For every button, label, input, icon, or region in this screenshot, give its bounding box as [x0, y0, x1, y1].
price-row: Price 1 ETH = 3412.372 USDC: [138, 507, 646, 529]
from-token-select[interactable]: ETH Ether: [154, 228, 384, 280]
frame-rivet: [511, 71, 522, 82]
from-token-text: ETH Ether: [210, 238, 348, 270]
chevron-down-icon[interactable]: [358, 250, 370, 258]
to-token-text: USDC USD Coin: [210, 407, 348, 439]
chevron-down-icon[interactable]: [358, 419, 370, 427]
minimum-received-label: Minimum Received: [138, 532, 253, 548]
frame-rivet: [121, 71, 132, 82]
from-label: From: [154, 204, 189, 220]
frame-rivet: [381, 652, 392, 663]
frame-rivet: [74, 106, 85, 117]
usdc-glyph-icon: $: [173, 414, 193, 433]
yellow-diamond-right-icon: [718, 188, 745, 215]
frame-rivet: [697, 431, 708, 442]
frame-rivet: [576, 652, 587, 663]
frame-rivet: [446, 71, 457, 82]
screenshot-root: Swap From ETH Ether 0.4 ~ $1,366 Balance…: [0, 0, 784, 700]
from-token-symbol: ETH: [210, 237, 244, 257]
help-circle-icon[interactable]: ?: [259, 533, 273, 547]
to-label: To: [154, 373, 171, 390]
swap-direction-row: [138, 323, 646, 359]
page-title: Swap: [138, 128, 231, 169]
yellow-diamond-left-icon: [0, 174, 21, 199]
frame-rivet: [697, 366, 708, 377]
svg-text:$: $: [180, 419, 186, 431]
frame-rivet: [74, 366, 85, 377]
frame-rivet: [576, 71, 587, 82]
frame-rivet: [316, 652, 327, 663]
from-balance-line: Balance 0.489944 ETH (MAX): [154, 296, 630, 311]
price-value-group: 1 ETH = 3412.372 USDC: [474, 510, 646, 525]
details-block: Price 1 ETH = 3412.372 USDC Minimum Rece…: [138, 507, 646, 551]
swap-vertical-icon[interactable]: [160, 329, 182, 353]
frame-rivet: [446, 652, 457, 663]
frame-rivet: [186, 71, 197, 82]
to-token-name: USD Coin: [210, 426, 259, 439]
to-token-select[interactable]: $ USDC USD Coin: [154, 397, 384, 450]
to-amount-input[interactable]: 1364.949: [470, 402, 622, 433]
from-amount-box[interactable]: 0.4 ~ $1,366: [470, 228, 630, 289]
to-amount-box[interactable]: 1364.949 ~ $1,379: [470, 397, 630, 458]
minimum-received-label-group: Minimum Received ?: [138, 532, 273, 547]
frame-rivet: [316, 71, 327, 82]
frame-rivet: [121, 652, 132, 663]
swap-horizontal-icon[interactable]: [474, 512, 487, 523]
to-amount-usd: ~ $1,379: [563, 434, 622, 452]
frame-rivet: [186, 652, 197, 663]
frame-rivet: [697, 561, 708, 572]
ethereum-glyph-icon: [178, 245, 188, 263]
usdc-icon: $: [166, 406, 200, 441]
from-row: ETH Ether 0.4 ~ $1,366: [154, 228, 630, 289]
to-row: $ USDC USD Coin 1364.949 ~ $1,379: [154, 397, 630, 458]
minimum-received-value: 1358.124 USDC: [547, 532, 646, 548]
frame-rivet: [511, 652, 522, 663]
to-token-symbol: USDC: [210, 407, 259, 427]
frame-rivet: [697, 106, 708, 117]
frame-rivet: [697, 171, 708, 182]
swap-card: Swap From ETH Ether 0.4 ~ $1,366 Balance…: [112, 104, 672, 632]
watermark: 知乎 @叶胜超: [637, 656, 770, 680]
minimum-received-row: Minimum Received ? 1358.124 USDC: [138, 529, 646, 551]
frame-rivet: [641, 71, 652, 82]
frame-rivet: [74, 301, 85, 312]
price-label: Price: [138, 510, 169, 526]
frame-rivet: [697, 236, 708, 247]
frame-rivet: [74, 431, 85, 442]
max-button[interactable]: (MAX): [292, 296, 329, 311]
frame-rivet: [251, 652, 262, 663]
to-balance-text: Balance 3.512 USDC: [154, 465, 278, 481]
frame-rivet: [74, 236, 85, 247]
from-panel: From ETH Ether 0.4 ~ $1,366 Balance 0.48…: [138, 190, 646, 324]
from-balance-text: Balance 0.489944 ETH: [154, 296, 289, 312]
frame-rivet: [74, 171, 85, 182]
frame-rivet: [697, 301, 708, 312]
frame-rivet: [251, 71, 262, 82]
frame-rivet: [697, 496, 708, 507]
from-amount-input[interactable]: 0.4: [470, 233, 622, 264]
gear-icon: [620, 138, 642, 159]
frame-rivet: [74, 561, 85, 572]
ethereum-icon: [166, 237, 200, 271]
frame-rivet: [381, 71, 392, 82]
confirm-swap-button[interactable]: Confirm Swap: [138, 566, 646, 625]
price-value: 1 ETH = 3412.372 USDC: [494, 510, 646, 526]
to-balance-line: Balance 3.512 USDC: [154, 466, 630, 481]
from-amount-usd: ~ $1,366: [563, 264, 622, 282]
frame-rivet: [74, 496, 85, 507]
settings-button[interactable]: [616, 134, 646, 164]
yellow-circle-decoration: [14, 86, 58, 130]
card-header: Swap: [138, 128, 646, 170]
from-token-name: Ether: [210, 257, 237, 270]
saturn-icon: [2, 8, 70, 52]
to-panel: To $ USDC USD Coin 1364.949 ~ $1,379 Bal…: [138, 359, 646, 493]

■ ■ ■ ■ ■

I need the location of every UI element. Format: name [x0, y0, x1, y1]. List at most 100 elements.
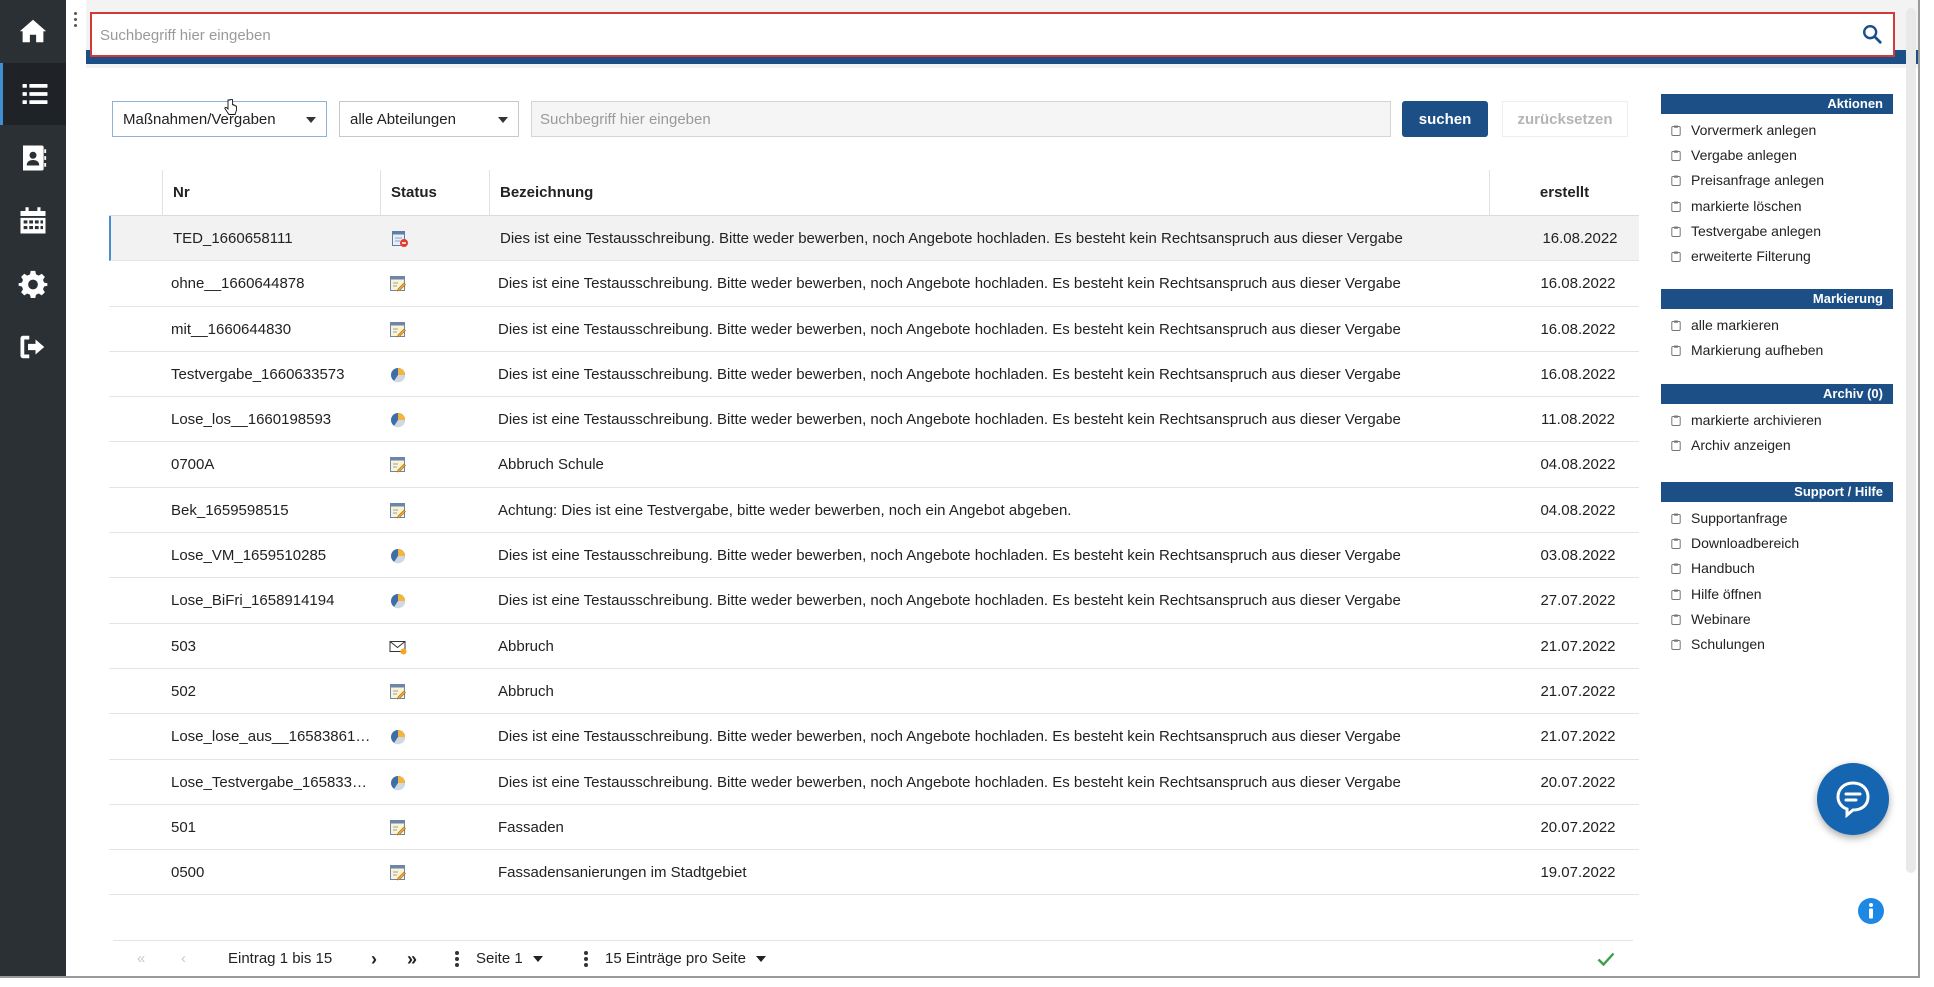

■ ■ ■ ■ ■

> **Task prompt**: Render the entries from the line containing "For every button, label, input, icon, or" through the line containing "swap-horizontal-icon[interactable]: [474, 512, 487, 523]", inclusive, as a JSON list of strings with one string per line and no blank lines.

> **Task answer**:
[
  "For every button, label, input, icon, or region in this screenshot, give its bounding box as [x0, y0, x1, y1].",
  "price-row: Price 1 ETH = 3412.372 USDC: [138, 507, 646, 529]",
  "from-token-select[interactable]: ETH Ether: [154, 228, 384, 280]",
  "frame-rivet: [511, 71, 522, 82]",
  "from-token-text: ETH Ether: [210, 238, 348, 270]",
  "chevron-down-icon[interactable]: [358, 250, 370, 258]",
  "to-token-text: USDC USD Coin: [210, 407, 348, 439]",
  "chevron-down-icon[interactable]: [358, 419, 370, 427]",
  "minimum-received-label: Minimum Received: [138, 532, 253, 548]",
  "frame-rivet: [121, 71, 132, 82]",
  "from-label: From: [154, 204, 189, 220]",
  "frame-rivet: [381, 652, 392, 663]",
  "frame-rivet: [74, 106, 85, 117]",
  "usdc-glyph-icon: $: [173, 414, 193, 433]",
  "yellow-diamond-right-icon: [718, 188, 745, 215]",
  "frame-rivet: [697, 431, 708, 442]",
  "frame-rivet: [576, 652, 587, 663]",
  "frame-rivet: [446, 71, 457, 82]",
  "screenshot-root: Swap From ETH Ether 0.4 ~ $1,366 Balance…: [0, 0, 784, 700]",
  "from-token-symbol: ETH: [210, 237, 244, 257]",
  "help-circle-icon[interactable]: ?: [259, 533, 273, 547]",
  "to-label: To: [154, 373, 171, 390]",
  "swap-direction-row: [138, 323, 646, 359]",
  "page-title: Swap: [138, 128, 231, 169]",
  "yellow-diamond-left-icon: [0, 174, 21, 199]",
  "frame-rivet: [697, 366, 708, 377]",
  "svg-text:$: $: [180, 419, 186, 431]",
  "frame-rivet: [74, 366, 85, 377]",
  "frame-rivet: [576, 71, 587, 82]",
  "frame-rivet: [316, 652, 327, 663]",
  "from-balance-line: Balance 0.489944 ETH (MAX): [154, 296, 630, 311]",
  "price-value-group: 1 ETH = 3412.372 USDC: [474, 510, 646, 525]",
  "details-block: Price 1 ETH = 3412.372 USDC Minimum Rece…: [138, 507, 646, 551]",
  "swap-vertical-icon[interactable]: [160, 329, 182, 353]",
  "frame-rivet: [446, 652, 457, 663]",
  "frame-rivet: [186, 71, 197, 82]",
  "to-token-name: USD Coin: [210, 426, 259, 439]",
  "to-token-select[interactable]: $ USDC USD Coin: [154, 397, 384, 450]",
  "to-amount-input[interactable]: 1364.949: [470, 402, 622, 433]",
  "from-amount-box[interactable]: 0.4 ~ $1,366: [470, 228, 630, 289]",
  "to-amount-box[interactable]: 1364.949 ~ $1,379: [470, 397, 630, 458]",
  "minimum-received-label-group: Minimum Received ?: [138, 532, 273, 547]",
  "frame-rivet: [316, 71, 327, 82]",
  "frame-rivet: [121, 652, 132, 663]",
  "swap-horizontal-icon[interactable]: [474, 512, 487, 523]"
]